**WHAT YOU NEED TO DO:**
Each line in the entries below that holds the string "течение" is to be listed.

— start RAW RECORDS —

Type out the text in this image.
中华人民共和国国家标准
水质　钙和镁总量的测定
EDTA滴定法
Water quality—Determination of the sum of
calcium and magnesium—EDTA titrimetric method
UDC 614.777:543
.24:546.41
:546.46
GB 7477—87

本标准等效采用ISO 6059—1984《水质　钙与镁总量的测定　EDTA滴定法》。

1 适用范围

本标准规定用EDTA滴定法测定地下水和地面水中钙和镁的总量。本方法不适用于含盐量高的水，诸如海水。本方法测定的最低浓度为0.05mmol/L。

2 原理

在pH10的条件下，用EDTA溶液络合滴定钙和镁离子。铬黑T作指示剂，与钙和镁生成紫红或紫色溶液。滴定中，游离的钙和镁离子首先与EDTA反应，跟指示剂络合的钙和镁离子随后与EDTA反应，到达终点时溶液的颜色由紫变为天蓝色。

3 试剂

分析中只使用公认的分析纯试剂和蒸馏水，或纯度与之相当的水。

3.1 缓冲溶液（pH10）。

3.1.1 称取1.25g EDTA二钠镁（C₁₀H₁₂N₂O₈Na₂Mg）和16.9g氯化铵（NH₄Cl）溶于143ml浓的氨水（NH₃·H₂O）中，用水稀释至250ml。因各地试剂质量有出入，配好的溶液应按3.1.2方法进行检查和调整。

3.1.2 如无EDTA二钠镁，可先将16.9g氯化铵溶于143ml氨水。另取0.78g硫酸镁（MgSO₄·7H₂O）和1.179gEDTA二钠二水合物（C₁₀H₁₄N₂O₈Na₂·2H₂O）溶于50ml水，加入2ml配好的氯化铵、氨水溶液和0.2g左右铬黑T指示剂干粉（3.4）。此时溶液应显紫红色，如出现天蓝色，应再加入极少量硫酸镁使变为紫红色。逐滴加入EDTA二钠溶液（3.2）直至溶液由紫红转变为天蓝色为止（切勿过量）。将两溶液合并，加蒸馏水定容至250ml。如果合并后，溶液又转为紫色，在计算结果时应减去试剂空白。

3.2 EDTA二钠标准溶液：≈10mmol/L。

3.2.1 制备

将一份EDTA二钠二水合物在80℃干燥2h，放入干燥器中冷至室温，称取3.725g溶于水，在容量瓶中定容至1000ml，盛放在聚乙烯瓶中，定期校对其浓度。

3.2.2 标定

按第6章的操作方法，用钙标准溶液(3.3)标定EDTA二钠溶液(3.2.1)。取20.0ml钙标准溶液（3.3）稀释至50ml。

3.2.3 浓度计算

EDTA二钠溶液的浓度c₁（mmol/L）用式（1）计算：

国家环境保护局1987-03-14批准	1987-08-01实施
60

— end RAW RECORDS —
— start RAW RECORDS —

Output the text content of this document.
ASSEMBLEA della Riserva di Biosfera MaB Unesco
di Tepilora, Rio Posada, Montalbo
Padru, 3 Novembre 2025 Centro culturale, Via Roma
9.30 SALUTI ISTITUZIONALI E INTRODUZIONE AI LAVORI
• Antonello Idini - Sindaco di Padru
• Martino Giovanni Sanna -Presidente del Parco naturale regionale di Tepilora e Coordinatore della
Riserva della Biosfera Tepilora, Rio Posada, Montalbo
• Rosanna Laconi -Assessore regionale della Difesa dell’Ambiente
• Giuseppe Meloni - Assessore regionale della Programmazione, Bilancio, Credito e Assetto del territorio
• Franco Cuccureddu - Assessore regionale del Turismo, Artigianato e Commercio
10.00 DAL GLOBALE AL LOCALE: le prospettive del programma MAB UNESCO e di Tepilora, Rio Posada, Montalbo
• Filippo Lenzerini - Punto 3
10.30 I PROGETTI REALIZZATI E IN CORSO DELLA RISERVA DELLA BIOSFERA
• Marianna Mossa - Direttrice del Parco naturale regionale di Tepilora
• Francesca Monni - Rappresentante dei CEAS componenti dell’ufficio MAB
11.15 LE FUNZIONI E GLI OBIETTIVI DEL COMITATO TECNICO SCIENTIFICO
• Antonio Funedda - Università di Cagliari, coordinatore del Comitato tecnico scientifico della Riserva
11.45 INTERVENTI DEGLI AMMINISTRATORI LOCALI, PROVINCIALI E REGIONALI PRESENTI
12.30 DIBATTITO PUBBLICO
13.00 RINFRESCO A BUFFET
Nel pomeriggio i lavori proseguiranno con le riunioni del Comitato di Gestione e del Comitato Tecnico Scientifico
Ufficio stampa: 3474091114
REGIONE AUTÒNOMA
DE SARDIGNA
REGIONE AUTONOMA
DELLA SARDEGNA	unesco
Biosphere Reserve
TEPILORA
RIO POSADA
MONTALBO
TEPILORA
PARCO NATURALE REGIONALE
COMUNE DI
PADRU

— end RAW RECORDS —
— start RAW RECORDS —

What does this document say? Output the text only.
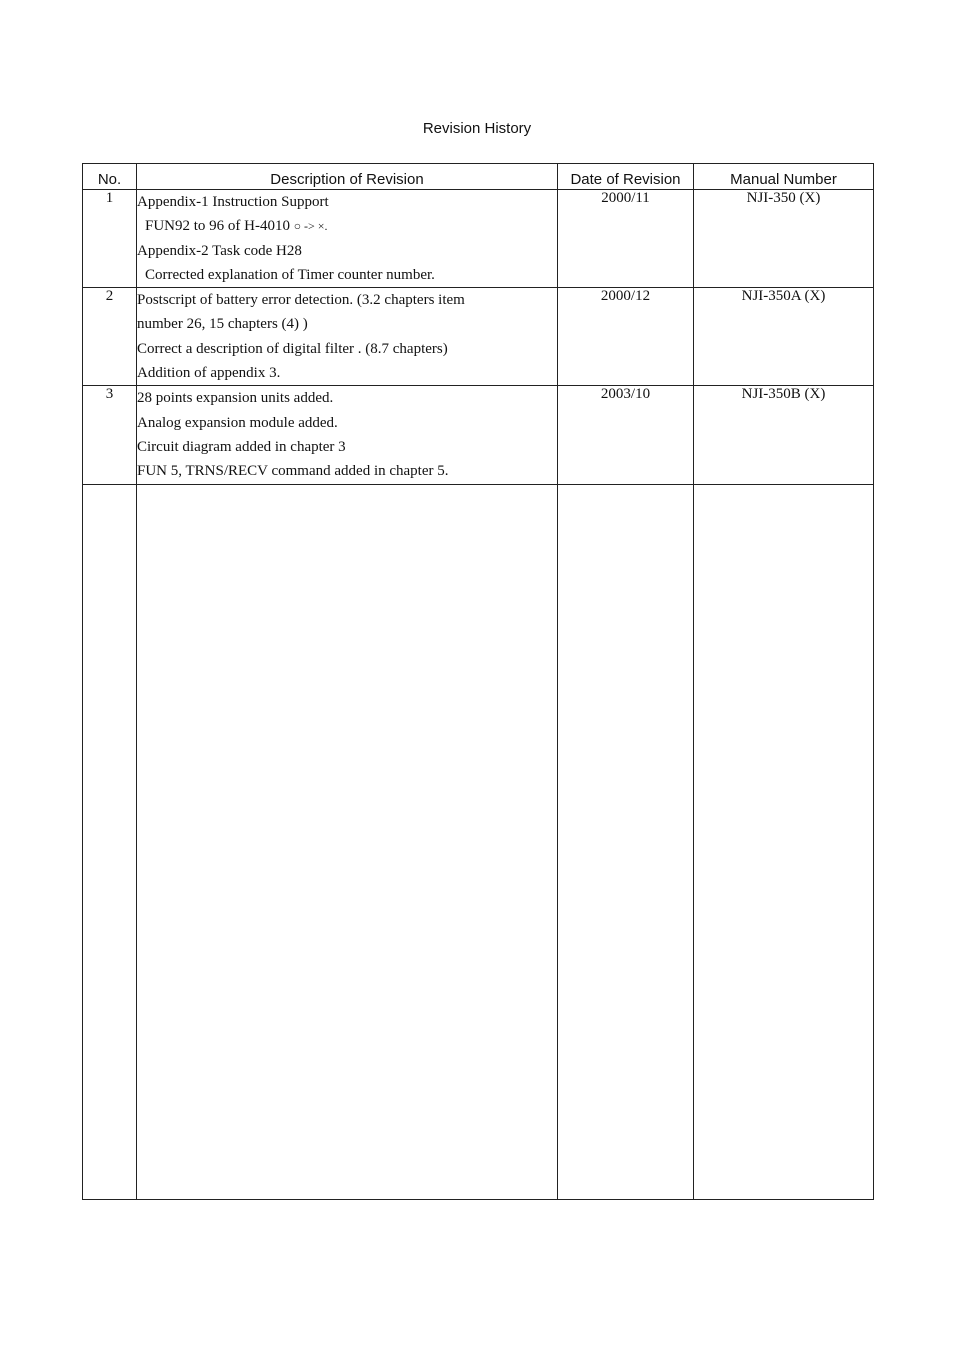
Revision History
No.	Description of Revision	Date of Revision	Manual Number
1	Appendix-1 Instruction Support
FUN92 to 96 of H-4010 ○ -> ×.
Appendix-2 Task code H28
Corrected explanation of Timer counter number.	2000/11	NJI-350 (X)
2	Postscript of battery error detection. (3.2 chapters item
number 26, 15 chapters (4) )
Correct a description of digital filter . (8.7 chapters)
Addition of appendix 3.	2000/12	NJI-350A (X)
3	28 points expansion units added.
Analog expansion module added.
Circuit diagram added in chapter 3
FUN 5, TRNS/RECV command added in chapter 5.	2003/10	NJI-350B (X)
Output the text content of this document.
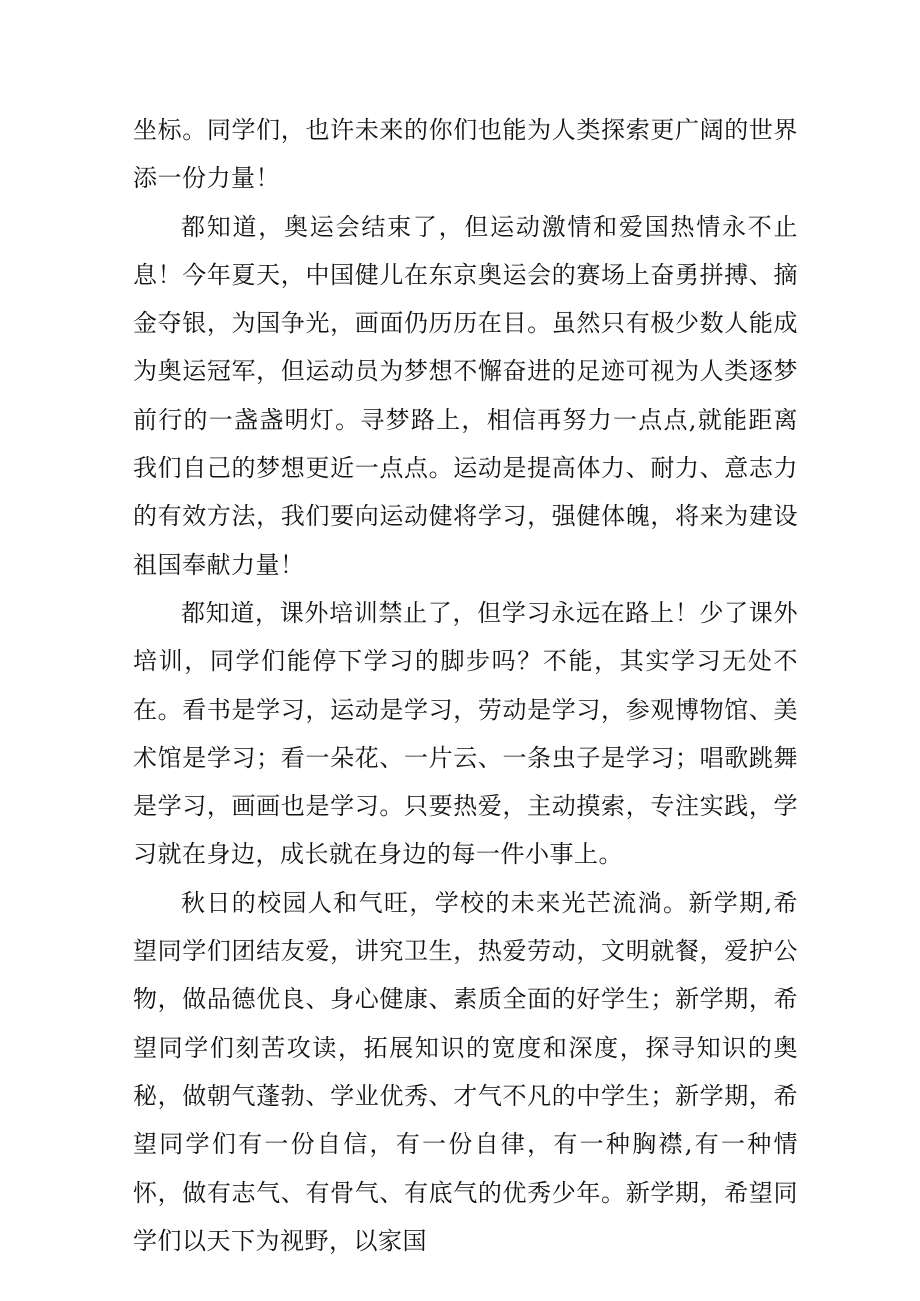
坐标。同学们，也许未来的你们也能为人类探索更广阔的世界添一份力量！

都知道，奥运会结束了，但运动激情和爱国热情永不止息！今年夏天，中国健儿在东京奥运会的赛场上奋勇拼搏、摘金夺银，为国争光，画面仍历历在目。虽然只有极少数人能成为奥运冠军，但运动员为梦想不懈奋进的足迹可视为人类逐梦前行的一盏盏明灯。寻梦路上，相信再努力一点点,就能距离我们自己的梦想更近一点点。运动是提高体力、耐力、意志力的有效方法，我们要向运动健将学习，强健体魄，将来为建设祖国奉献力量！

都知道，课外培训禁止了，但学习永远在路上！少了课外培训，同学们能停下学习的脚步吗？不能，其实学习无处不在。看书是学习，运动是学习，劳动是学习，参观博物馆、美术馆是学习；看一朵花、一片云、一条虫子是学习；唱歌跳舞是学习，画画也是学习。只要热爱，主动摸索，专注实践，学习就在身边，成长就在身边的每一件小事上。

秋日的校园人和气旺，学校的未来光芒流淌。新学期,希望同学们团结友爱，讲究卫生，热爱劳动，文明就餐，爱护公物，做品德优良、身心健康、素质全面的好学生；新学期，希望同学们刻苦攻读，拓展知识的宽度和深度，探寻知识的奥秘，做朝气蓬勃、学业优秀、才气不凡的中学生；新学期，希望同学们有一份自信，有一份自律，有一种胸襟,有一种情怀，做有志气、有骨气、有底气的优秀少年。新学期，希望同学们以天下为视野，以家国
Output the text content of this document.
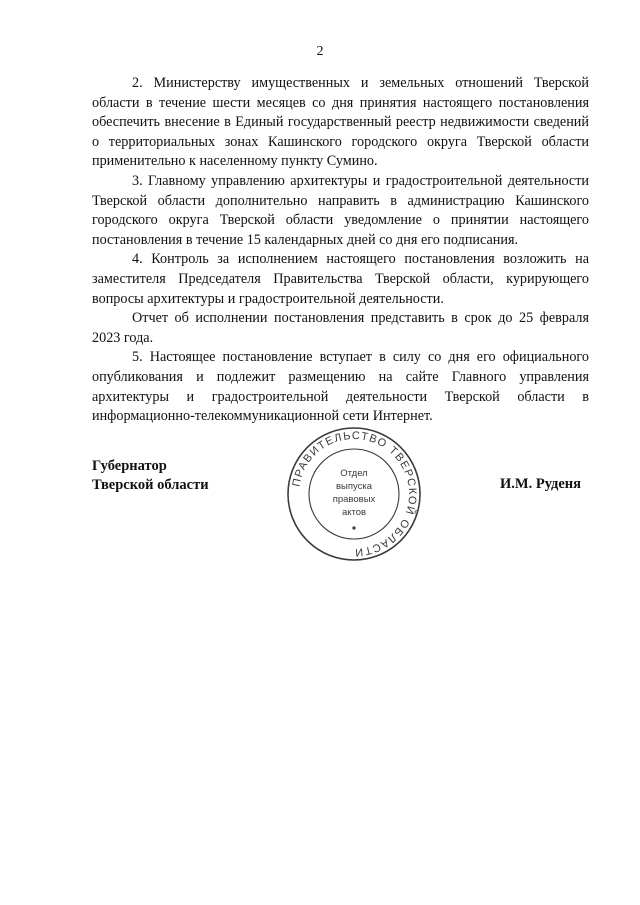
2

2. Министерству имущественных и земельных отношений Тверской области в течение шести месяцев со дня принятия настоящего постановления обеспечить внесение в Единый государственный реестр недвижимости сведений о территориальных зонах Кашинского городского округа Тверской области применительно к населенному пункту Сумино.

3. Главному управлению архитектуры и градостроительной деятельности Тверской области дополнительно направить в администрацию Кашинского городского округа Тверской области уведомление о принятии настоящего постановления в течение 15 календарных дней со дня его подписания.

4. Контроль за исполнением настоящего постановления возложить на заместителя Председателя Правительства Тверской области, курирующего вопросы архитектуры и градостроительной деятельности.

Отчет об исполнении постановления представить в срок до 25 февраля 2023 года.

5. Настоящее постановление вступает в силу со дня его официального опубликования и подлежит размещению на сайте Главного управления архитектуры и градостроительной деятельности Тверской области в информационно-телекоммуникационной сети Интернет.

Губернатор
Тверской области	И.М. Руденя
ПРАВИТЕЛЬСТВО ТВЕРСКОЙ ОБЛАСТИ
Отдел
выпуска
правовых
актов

— end RAW RECORDS —

**SOLUTION TO THE EXERCISE:**
2. Министерству имущественных и земельных отношений Тверской области в течение шести месяцев со дня принятия настоящего постановления обеспечить внесение в Единый государственный реестр недвижимости сведений о территориальных зонах Кашинского городского округа Тверской области применительно к населенному пункту Сумино.
3. Главному управлению архитектуры и градостроительной деятельности Тверской области дополнительно направить в администрацию Кашинского городского округа Тверской области уведомление о принятии настоящего постановления в течение 15 календарных дней со дня его подписания.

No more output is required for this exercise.